▶ WORK TO COMPLETE:
Do not include the pictures; repeat the rest of the data exactly.

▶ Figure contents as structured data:
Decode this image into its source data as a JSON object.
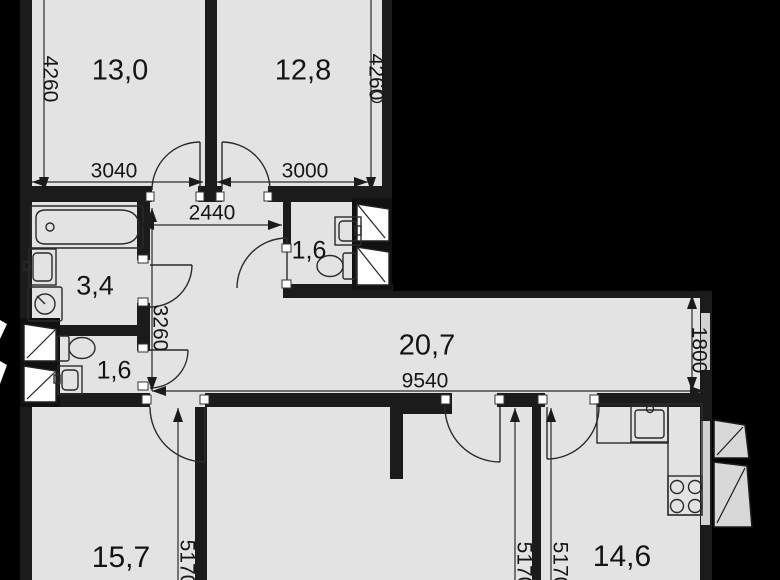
{
  "plan_title": "apartment-floor-plan",
  "rooms": {
    "bedroom1": {
      "area": "13,0"
    },
    "bedroom2": {
      "area": "12,8"
    },
    "wc_top": {
      "area": "1,6"
    },
    "bathroom": {
      "area": "3,4"
    },
    "wc_bottom": {
      "area": "1,6"
    },
    "living": {
      "area": "20,7"
    },
    "bedroom3": {
      "area": "15,7"
    },
    "kitchen": {
      "area": "14,6"
    }
  },
  "dimensions_mm": {
    "bedroom1_depth": "4260",
    "bedroom1_width": "3040",
    "bedroom2_width": "3000",
    "bedroom2_depth": "4260",
    "hall_width": "2440",
    "hall_depth": "3260",
    "living_length": "9540",
    "living_depth": "1800",
    "bedroom3_depth": "5170",
    "middle_room_depth": "5170",
    "kitchen_depth": "5170"
  },
  "fixtures": [
    "bathtub",
    "washbasin",
    "washing-machine",
    "toilet",
    "kitchen-sink",
    "stove",
    "countertop",
    "duct-shaft",
    "balcony-window"
  ],
  "colors": {
    "background": "#000000",
    "floor": "#e3e3e3",
    "walls": "#1b1b1b",
    "lines": "#2b2b2b"
  }
}
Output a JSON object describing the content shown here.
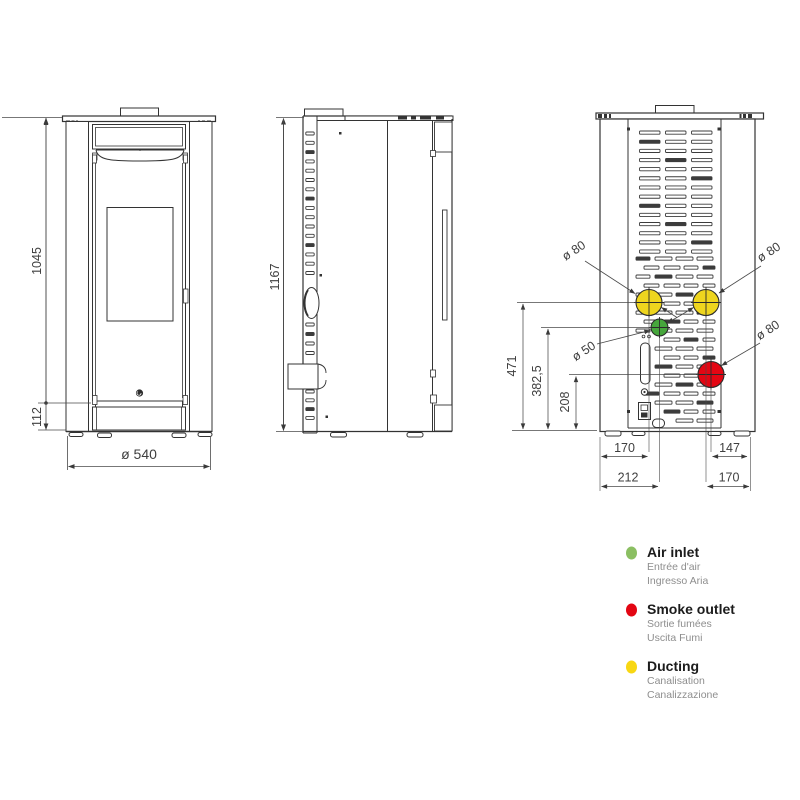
{
  "drawing": {
    "front_view": {
      "overall_height": "1045",
      "plinth_height": "112",
      "body_diameter": "ø 540"
    },
    "side_view": {
      "overall_height": "1167"
    },
    "back_view": {
      "ducting_center_height": "471",
      "air_inlet_center_height": "382,5",
      "smoke_outlet_center_height": "208",
      "ducting_left_offset": "170",
      "air_inlet_left_offset": "212",
      "smoke_outlet_right_offset": "147",
      "ducting_right_offset": "170",
      "ducting_left_diameter": "ø 80",
      "ducting_right_diameter": "ø 80",
      "smoke_outlet_diameter": "ø 80",
      "air_inlet_diameter": "ø 50"
    },
    "colors": {
      "air_inlet": "#46a63c",
      "smoke_outlet": "#e30613",
      "ducting": "#eed51e"
    }
  },
  "legend": {
    "items": [
      {
        "id": "air-inlet",
        "color": "#8bbf62",
        "title": "Air inlet",
        "subtitle_fr": "Entrée d'air",
        "subtitle_it": "Ingresso Aria"
      },
      {
        "id": "smoke-outlet",
        "color": "#e30613",
        "title": "Smoke outlet",
        "subtitle_fr": "Sortie fumées",
        "subtitle_it": "Uscita Fumi"
      },
      {
        "id": "ducting",
        "color": "#f8d713",
        "title": "Ducting",
        "subtitle_fr": "Canalisation",
        "subtitle_it": "Canalizzazione"
      }
    ]
  }
}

▶ FINAL RESULT:
Decode this image into its source data as a JSON object.
{
  "plan_title": "apartment-floor-plan",
  "rooms": {
    "bedroom1": {
      "area": "13,0"
    },
    "bedroom2": {
      "area": "12,8"
    },
    "wc_top": {
      "area": "1,6"
    },
    "bathroom": {
      "area": "3,4"
    },
    "wc_bottom": {
      "area": "1,6"
    },
    "living": {
      "area": "20,7"
    },
    "bedroom3": {
      "area": "15,7"
    },
    "kitchen": {
      "area": "14,6"
    }
  },
  "dimensions_mm": {
    "bedroom1_depth": "4260",
    "bedroom1_width": "3040",
    "bedroom2_width": "3000",
    "bedroom2_depth": "4260",
    "hall_width": "2440",
    "hall_depth": "3260",
    "living_length": "9540",
    "living_depth": "1800",
    "bedroom3_depth": "5170",
    "middle_room_depth": "5170",
    "kitchen_depth": "5170"
  },
  "fixtures": [
    "bathtub",
    "washbasin",
    "washing-machine",
    "toilet",
    "kitchen-sink",
    "stove",
    "countertop",
    "duct-shaft",
    "balcony-window"
  ],
  "colors": {
    "background": "#000000",
    "floor": "#e3e3e3",
    "walls": "#1b1b1b",
    "lines": "#2b2b2b"
  }
}
Output a JSON object describing the content shown here.
{
  "drawing": {
    "front_view": {
      "overall_height": "1045",
      "plinth_height": "112",
      "body_diameter": "ø 540"
    },
    "side_view": {
      "overall_height": "1167"
    },
    "back_view": {
      "ducting_center_height": "471",
      "air_inlet_center_height": "382,5",
      "smoke_outlet_center_height": "208",
      "ducting_left_offset": "170",
      "air_inlet_left_offset": "212",
      "smoke_outlet_right_offset": "147",
      "ducting_right_offset": "170",
      "ducting_left_diameter": "ø 80",
      "ducting_right_diameter": "ø 80",
      "smoke_outlet_diameter": "ø 80",
      "air_inlet_diameter": "ø 50"
    },
    "colors": {
      "air_inlet": "#46a63c",
      "smoke_outlet": "#e30613",
      "ducting": "#eed51e"
    }
  },
  "legend": {
    "items": [
      {
        "id": "air-inlet",
        "color": "#8bbf62",
        "title": "Air inlet",
        "subtitle_fr": "Entrée d'air",
        "subtitle_it": "Ingresso Aria"
      },
      {
        "id": "smoke-outlet",
        "color": "#e30613",
        "title": "Smoke outlet",
        "subtitle_fr": "Sortie fumées",
        "subtitle_it": "Uscita Fumi"
      },
      {
        "id": "ducting",
        "color": "#f8d713",
        "title": "Ducting",
        "subtitle_fr": "Canalisation",
        "subtitle_it": "Canalizzazione"
      }
    ]
  }
}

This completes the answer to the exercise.